start

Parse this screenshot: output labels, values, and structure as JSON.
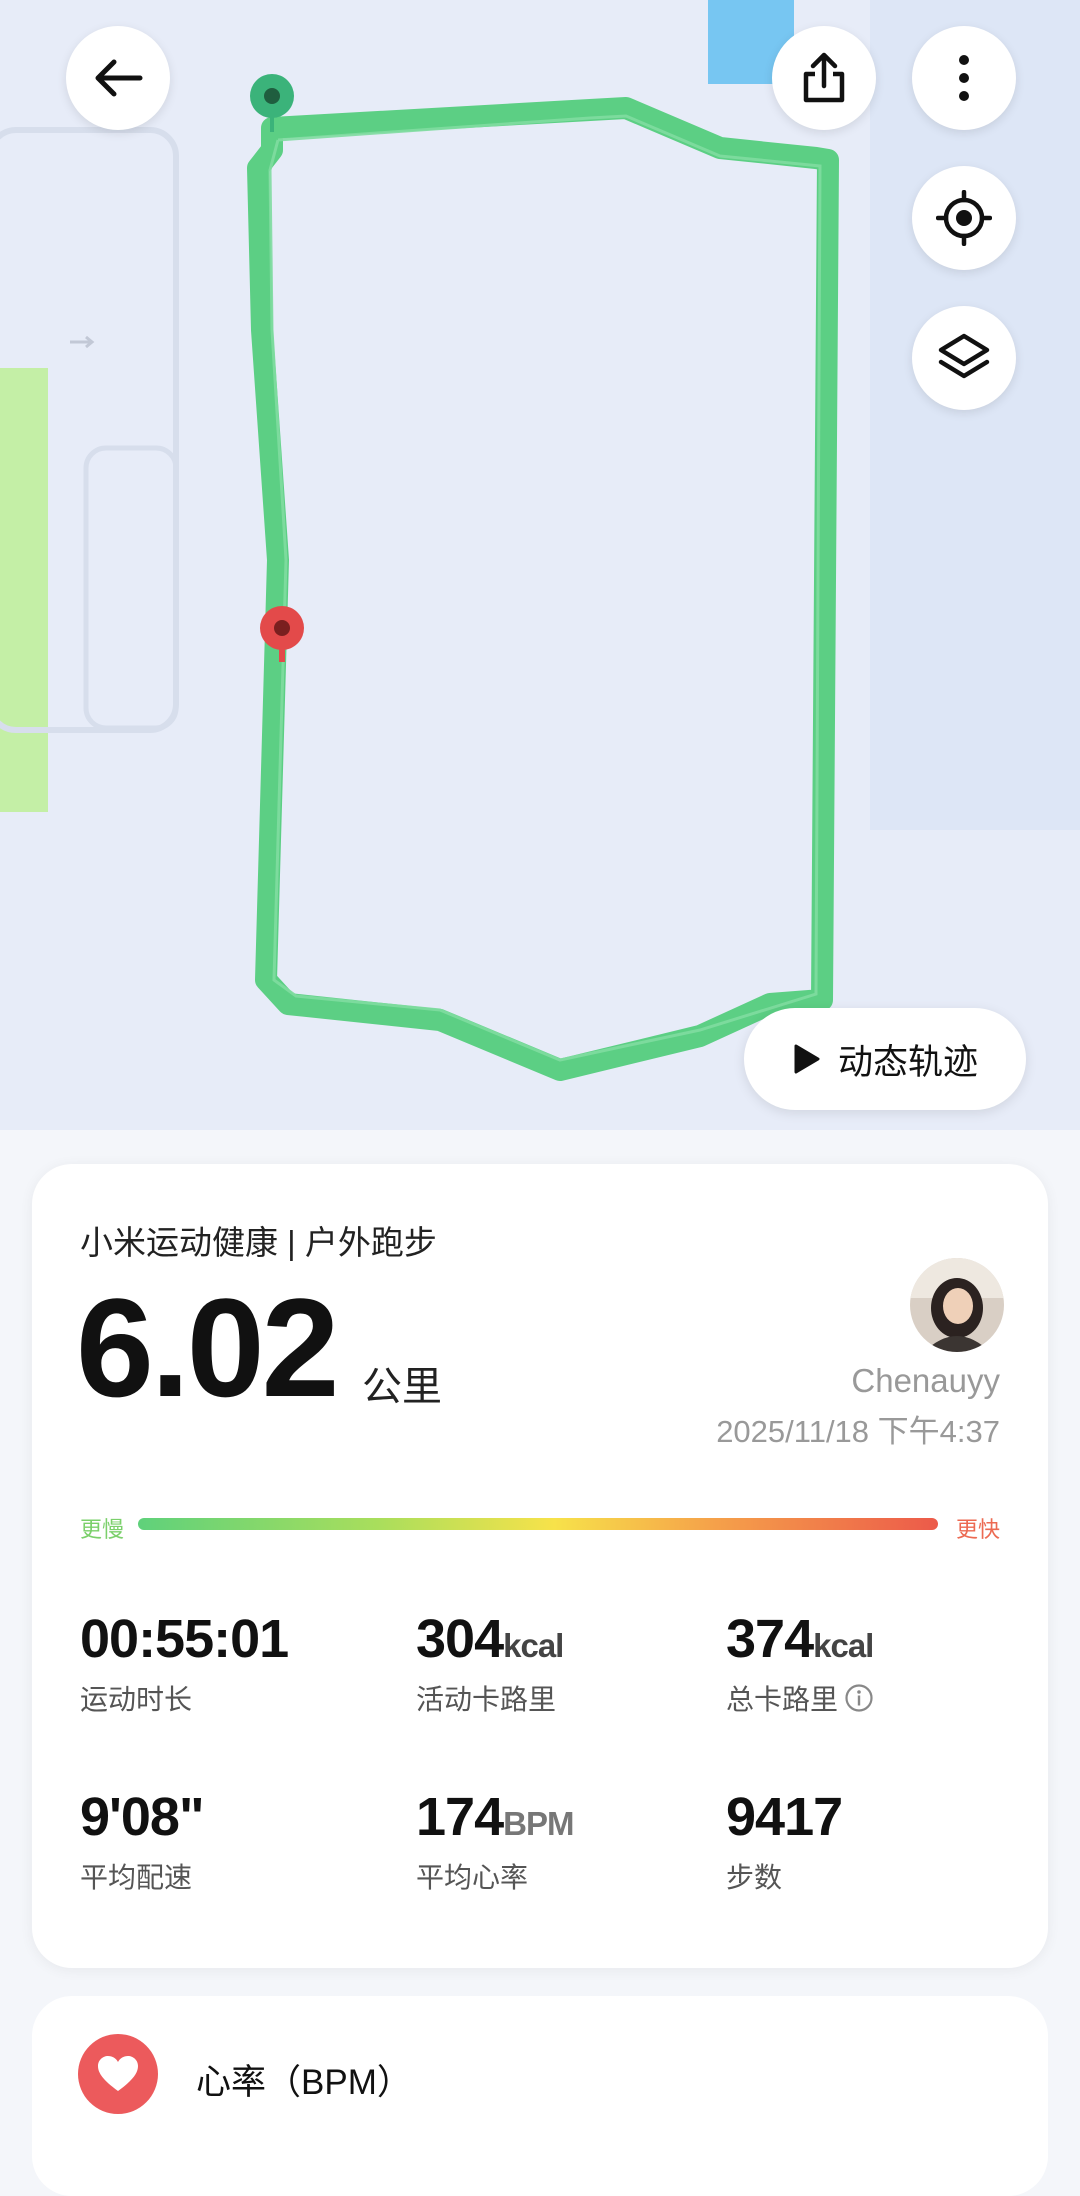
{
  "map": {
    "track_color": "#5ccf84",
    "start_marker_color": "#3bb37a",
    "end_marker_color": "#e34a4a",
    "replay_button": {
      "icon": "play-icon",
      "label": "动态轨迹"
    }
  },
  "toolbar": {
    "back_icon": "arrow-left-icon",
    "share_icon": "share-icon",
    "more_icon": "more-vertical-icon",
    "locate_icon": "locate-icon",
    "layers_icon": "layers-icon"
  },
  "summary": {
    "app_title": "小米运动健康 | 户外跑步",
    "distance": "6.02",
    "distance_unit": "公里",
    "username": "Chenauyy",
    "datetime": "2025/11/18 下午4:37",
    "pace_slow": "更慢",
    "pace_fast": "更快"
  },
  "stats": [
    {
      "value": "00:55:01",
      "unit": "",
      "label": "运动时长"
    },
    {
      "value": "304",
      "unit": "kcal",
      "label": "活动卡路里"
    },
    {
      "value": "374",
      "unit": "kcal",
      "label": "总卡路里",
      "icon": "info-icon"
    },
    {
      "value": "9'08\"",
      "unit": "",
      "label": "平均配速"
    },
    {
      "value": "174",
      "unit": "BPM",
      "label": "平均心率"
    },
    {
      "value": "9417",
      "unit": "",
      "label": "步数"
    }
  ],
  "heart_rate": {
    "icon": "heart-icon",
    "title": "心率（BPM）",
    "color": "#ec5a5c"
  }
}
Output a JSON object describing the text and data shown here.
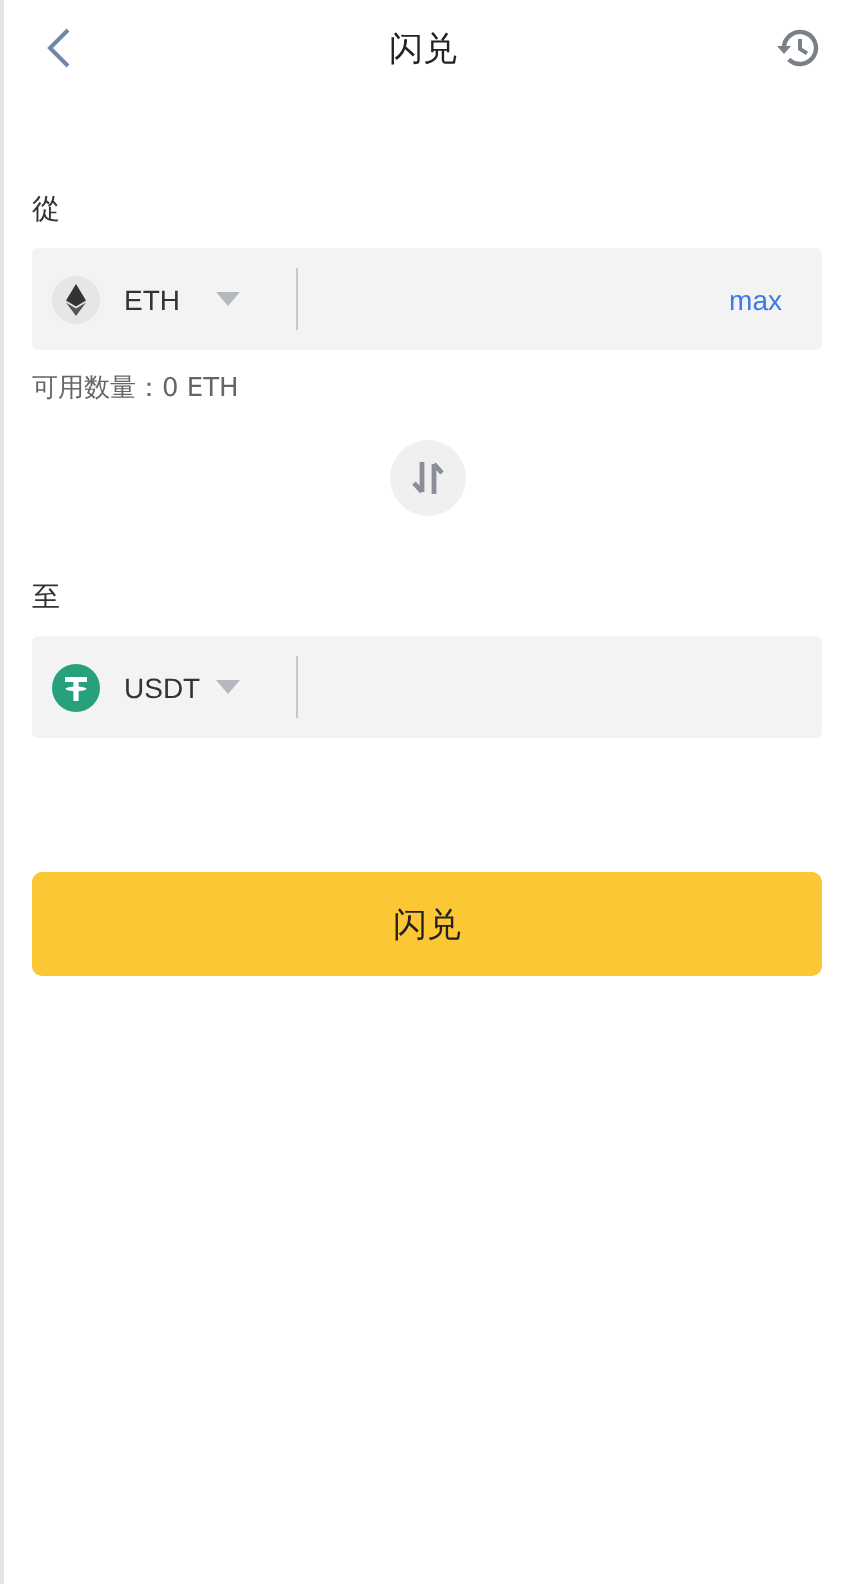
{
  "header": {
    "title": "闪兑"
  },
  "from": {
    "label": "從",
    "token": {
      "kind": "eth",
      "symbol": "ETH"
    },
    "max": "max",
    "available": "可用数量：0 ETH"
  },
  "to": {
    "label": "至",
    "token": {
      "kind": "usdt",
      "symbol": "USDT"
    }
  },
  "submit": "闪兑"
}
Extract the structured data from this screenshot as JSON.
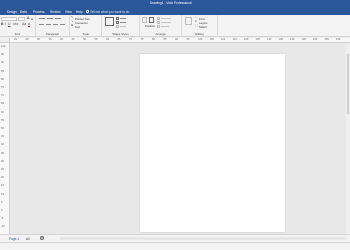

end

STATED EXERCISE
Reproduce all of the data exactly, omitting each picture it holds.

RESPONSE TO THIS EXERCISE
Parse this screenshot: output labels, values, and structure as JSON.
{
  "map": {
    "track_color": "#5ccf84",
    "start_marker_color": "#3bb37a",
    "end_marker_color": "#e34a4a",
    "replay_button": {
      "icon": "play-icon",
      "label": "动态轨迹"
    }
  },
  "toolbar": {
    "back_icon": "arrow-left-icon",
    "share_icon": "share-icon",
    "more_icon": "more-vertical-icon",
    "locate_icon": "locate-icon",
    "layers_icon": "layers-icon"
  },
  "summary": {
    "app_title": "小米运动健康 | 户外跑步",
    "distance": "6.02",
    "distance_unit": "公里",
    "username": "Chenauyy",
    "datetime": "2025/11/18 下午4:37",
    "pace_slow": "更慢",
    "pace_fast": "更快"
  },
  "stats": [
    {
      "value": "00:55:01",
      "unit": "",
      "label": "运动时长"
    },
    {
      "value": "304",
      "unit": "kcal",
      "label": "活动卡路里"
    },
    {
      "value": "374",
      "unit": "kcal",
      "label": "总卡路里",
      "icon": "info-icon"
    },
    {
      "value": "9'08\"",
      "unit": "",
      "label": "平均配速"
    },
    {
      "value": "174",
      "unit": "BPM",
      "label": "平均心率"
    },
    {
      "value": "9417",
      "unit": "",
      "label": "步数"
    }
  ],
  "heart_rate": {
    "icon": "heart-icon",
    "title": "心率（BPM）",
    "color": "#ec5a5c"
  }
}
Output a JSON object describing the text and data shown here.
{
  "header": {
    "title": "闪兑"
  },
  "from": {
    "label": "從",
    "token": {
      "kind": "eth",
      "symbol": "ETH"
    },
    "max": "max",
    "available": "可用数量：0 ETH"
  },
  "to": {
    "label": "至",
    "token": {
      "kind": "usdt",
      "symbol": "USDT"
    }
  },
  "submit": "闪兑"
}
Extract the structured data from this screenshot as JSON.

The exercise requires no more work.